### Problem statement:
Your task is to give the listing below back word for word, pictures excluded.

### Data in this exercise:
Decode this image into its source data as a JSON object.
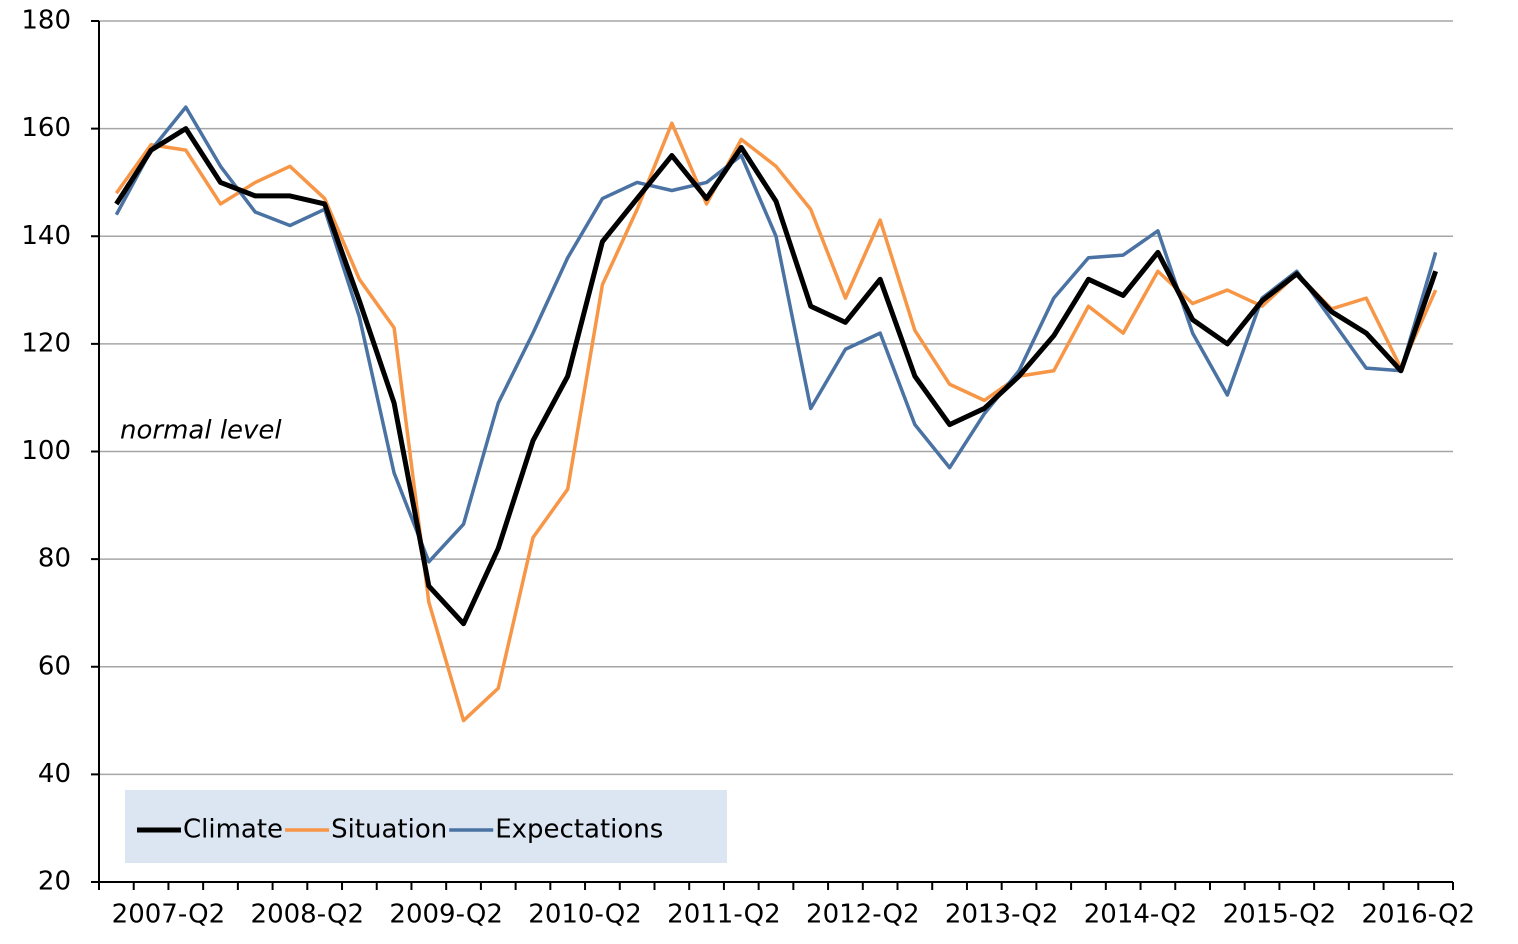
{
  "chart_data": {
    "type": "line",
    "categories": [
      null,
      "2007-Q2",
      null,
      null,
      null,
      "2008-Q2",
      null,
      null,
      null,
      "2009-Q2",
      null,
      null,
      null,
      "2010-Q2",
      null,
      null,
      null,
      "2011-Q2",
      null,
      null,
      null,
      "2012-Q2",
      null,
      null,
      null,
      "2013-Q2",
      null,
      null,
      null,
      "2014-Q2",
      null,
      null,
      null,
      "2015-Q2",
      null,
      null,
      null,
      "2016-Q2",
      null
    ],
    "series": [
      {
        "name": "Climate",
        "color": "#000000",
        "values": [
          146,
          156,
          160,
          150,
          147.5,
          147.5,
          146,
          128,
          109,
          75,
          68,
          82,
          102,
          114,
          139,
          147,
          155,
          147,
          156.5,
          146.5,
          127,
          124,
          132,
          114,
          105,
          108,
          114,
          121.5,
          132,
          129,
          137,
          124.5,
          120,
          128,
          133,
          126,
          122,
          115,
          133.5
        ]
      },
      {
        "name": "Situation",
        "color": "#f79646",
        "values": [
          148,
          157,
          156,
          146,
          150,
          153,
          147,
          132,
          123,
          72,
          50,
          56,
          84,
          93,
          131,
          145,
          161,
          146,
          158,
          153,
          145,
          128.5,
          143,
          122.5,
          112.5,
          109.5,
          114,
          115,
          127,
          122,
          133.5,
          127.5,
          130,
          127,
          133,
          126.5,
          128.5,
          115.5,
          130
        ]
      },
      {
        "name": "Expectations",
        "color": "#4a72a2",
        "values": [
          144,
          156,
          164,
          153,
          144.5,
          142,
          145,
          125,
          96,
          79.5,
          86.5,
          109,
          122,
          136,
          147,
          150,
          148.5,
          150,
          155,
          140,
          108,
          119,
          122,
          105,
          97,
          107,
          115,
          128.5,
          136,
          136.5,
          141,
          122,
          110.5,
          128.5,
          133.5,
          124.5,
          115.5,
          115,
          137
        ]
      }
    ],
    "annotation": "normal level",
    "ylim": [
      20,
      180
    ],
    "yticks": [
      20,
      40,
      60,
      80,
      100,
      120,
      140,
      160,
      180
    ],
    "grid": true,
    "legend": "lower left"
  }
}
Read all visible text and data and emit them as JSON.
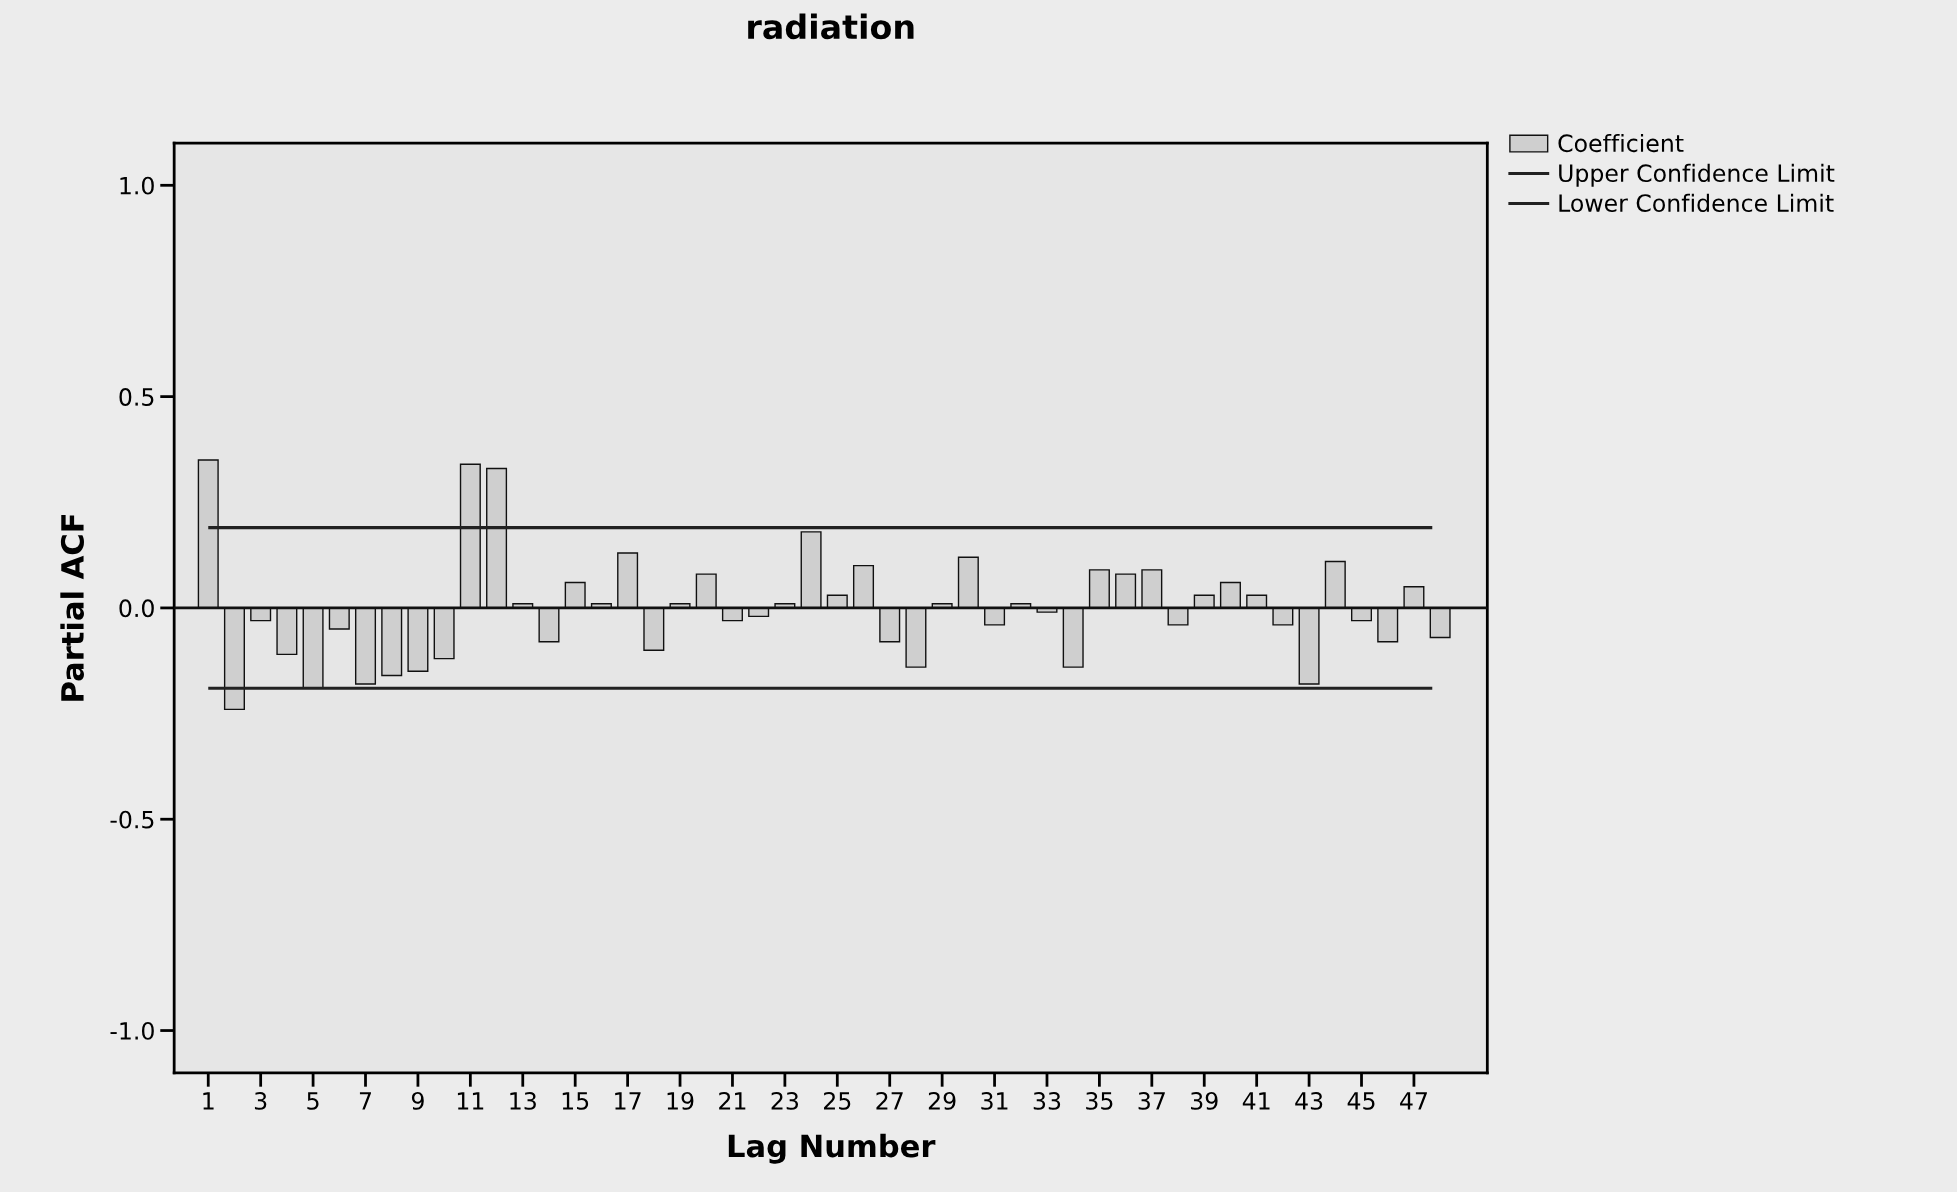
{
  "chart_data": {
    "type": "bar",
    "title": "radiation",
    "xlabel": "Lag Number",
    "ylabel": "Partial ACF",
    "categories": [
      "1",
      null,
      "3",
      null,
      "5",
      null,
      "7",
      null,
      "9",
      null,
      "11",
      null,
      "13",
      null,
      "15",
      null,
      "17",
      null,
      "19",
      null,
      "21",
      null,
      "23",
      null,
      "25",
      null,
      "27",
      null,
      "29",
      null,
      "31",
      null,
      "33",
      null,
      "35",
      null,
      "37",
      null,
      "39",
      null,
      "41",
      null,
      "43",
      null,
      "45",
      null,
      "47",
      null
    ],
    "series": [
      {
        "name": "Coefficient",
        "color": "#cfcfcf",
        "values": [
          0.35,
          -0.24,
          -0.03,
          -0.11,
          -0.19,
          -0.05,
          -0.18,
          -0.16,
          -0.15,
          -0.12,
          0.34,
          0.33,
          0.01,
          -0.08,
          0.06,
          0.01,
          0.13,
          -0.1,
          0.01,
          0.08,
          -0.03,
          -0.02,
          0.01,
          0.18,
          0.03,
          0.1,
          -0.08,
          -0.14,
          0.01,
          0.12,
          -0.04,
          0.01,
          -0.01,
          -0.14,
          0.09,
          0.08,
          0.09,
          -0.04,
          0.03,
          0.06,
          0.03,
          -0.04,
          -0.18,
          0.11,
          -0.03,
          -0.08,
          0.05,
          -0.07
        ]
      }
    ],
    "ref_lines": [
      {
        "axis": "y",
        "value": 0,
        "color": "#111111"
      },
      {
        "axis": "y",
        "value": 0.19,
        "label": "Upper Confidence Limit",
        "color": "#222222"
      },
      {
        "axis": "y",
        "value": -0.19,
        "label": "Lower Confidence Limit",
        "color": "#222222"
      }
    ],
    "ylim": [
      -1.1,
      1.1
    ],
    "yticks": [
      {
        "value": -1,
        "label": "-1.0"
      },
      {
        "value": -0.5,
        "label": "-0.5"
      },
      {
        "value": 0,
        "label": "0.0"
      },
      {
        "value": 0.5,
        "label": "0.5"
      },
      {
        "value": 1,
        "label": "1.0"
      }
    ],
    "grid": false,
    "legend": "top right"
  }
}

### Written reply:
Decode this image into its source data as a JSON object.
{
  "chart_data": {
    "type": "line",
    "categories": [
      null,
      "2007-Q2",
      null,
      null,
      null,
      "2008-Q2",
      null,
      null,
      null,
      "2009-Q2",
      null,
      null,
      null,
      "2010-Q2",
      null,
      null,
      null,
      "2011-Q2",
      null,
      null,
      null,
      "2012-Q2",
      null,
      null,
      null,
      "2013-Q2",
      null,
      null,
      null,
      "2014-Q2",
      null,
      null,
      null,
      "2015-Q2",
      null,
      null,
      null,
      "2016-Q2",
      null
    ],
    "series": [
      {
        "name": "Climate",
        "color": "#000000",
        "values": [
          146,
          156,
          160,
          150,
          147.5,
          147.5,
          146,
          128,
          109,
          75,
          68,
          82,
          102,
          114,
          139,
          147,
          155,
          147,
          156.5,
          146.5,
          127,
          124,
          132,
          114,
          105,
          108,
          114,
          121.5,
          132,
          129,
          137,
          124.5,
          120,
          128,
          133,
          126,
          122,
          115,
          133.5
        ]
      },
      {
        "name": "Situation",
        "color": "#f79646",
        "values": [
          148,
          157,
          156,
          146,
          150,
          153,
          147,
          132,
          123,
          72,
          50,
          56,
          84,
          93,
          131,
          145,
          161,
          146,
          158,
          153,
          145,
          128.5,
          143,
          122.5,
          112.5,
          109.5,
          114,
          115,
          127,
          122,
          133.5,
          127.5,
          130,
          127,
          133,
          126.5,
          128.5,
          115.5,
          130
        ]
      },
      {
        "name": "Expectations",
        "color": "#4a72a2",
        "values": [
          144,
          156,
          164,
          153,
          144.5,
          142,
          145,
          125,
          96,
          79.5,
          86.5,
          109,
          122,
          136,
          147,
          150,
          148.5,
          150,
          155,
          140,
          108,
          119,
          122,
          105,
          97,
          107,
          115,
          128.5,
          136,
          136.5,
          141,
          122,
          110.5,
          128.5,
          133.5,
          124.5,
          115.5,
          115,
          137
        ]
      }
    ],
    "annotation": "normal level",
    "ylim": [
      20,
      180
    ],
    "yticks": [
      20,
      40,
      60,
      80,
      100,
      120,
      140,
      160,
      180
    ],
    "grid": true,
    "legend": "lower left"
  }
}
Read all visible text and data and emit them as JSON.
{
  "chart_data": {
    "type": "bar",
    "title": "radiation",
    "xlabel": "Lag Number",
    "ylabel": "Partial ACF",
    "categories": [
      "1",
      null,
      "3",
      null,
      "5",
      null,
      "7",
      null,
      "9",
      null,
      "11",
      null,
      "13",
      null,
      "15",
      null,
      "17",
      null,
      "19",
      null,
      "21",
      null,
      "23",
      null,
      "25",
      null,
      "27",
      null,
      "29",
      null,
      "31",
      null,
      "33",
      null,
      "35",
      null,
      "37",
      null,
      "39",
      null,
      "41",
      null,
      "43",
      null,
      "45",
      null,
      "47",
      null
    ],
    "series": [
      {
        "name": "Coefficient",
        "color": "#cfcfcf",
        "values": [
          0.35,
          -0.24,
          -0.03,
          -0.11,
          -0.19,
          -0.05,
          -0.18,
          -0.16,
          -0.15,
          -0.12,
          0.34,
          0.33,
          0.01,
          -0.08,
          0.06,
          0.01,
          0.13,
          -0.1,
          0.01,
          0.08,
          -0.03,
          -0.02,
          0.01,
          0.18,
          0.03,
          0.1,
          -0.08,
          -0.14,
          0.01,
          0.12,
          -0.04,
          0.01,
          -0.01,
          -0.14,
          0.09,
          0.08,
          0.09,
          -0.04,
          0.03,
          0.06,
          0.03,
          -0.04,
          -0.18,
          0.11,
          -0.03,
          -0.08,
          0.05,
          -0.07
        ]
      }
    ],
    "ref_lines": [
      {
        "axis": "y",
        "value": 0,
        "color": "#111111"
      },
      {
        "axis": "y",
        "value": 0.19,
        "label": "Upper Confidence Limit",
        "color": "#222222"
      },
      {
        "axis": "y",
        "value": -0.19,
        "label": "Lower Confidence Limit",
        "color": "#222222"
      }
    ],
    "ylim": [
      -1.1,
      1.1
    ],
    "yticks": [
      {
        "value": -1,
        "label": "-1.0"
      },
      {
        "value": -0.5,
        "label": "-0.5"
      },
      {
        "value": 0,
        "label": "0.0"
      },
      {
        "value": 0.5,
        "label": "0.5"
      },
      {
        "value": 1,
        "label": "1.0"
      }
    ],
    "grid": false,
    "legend": "top right"
  }
}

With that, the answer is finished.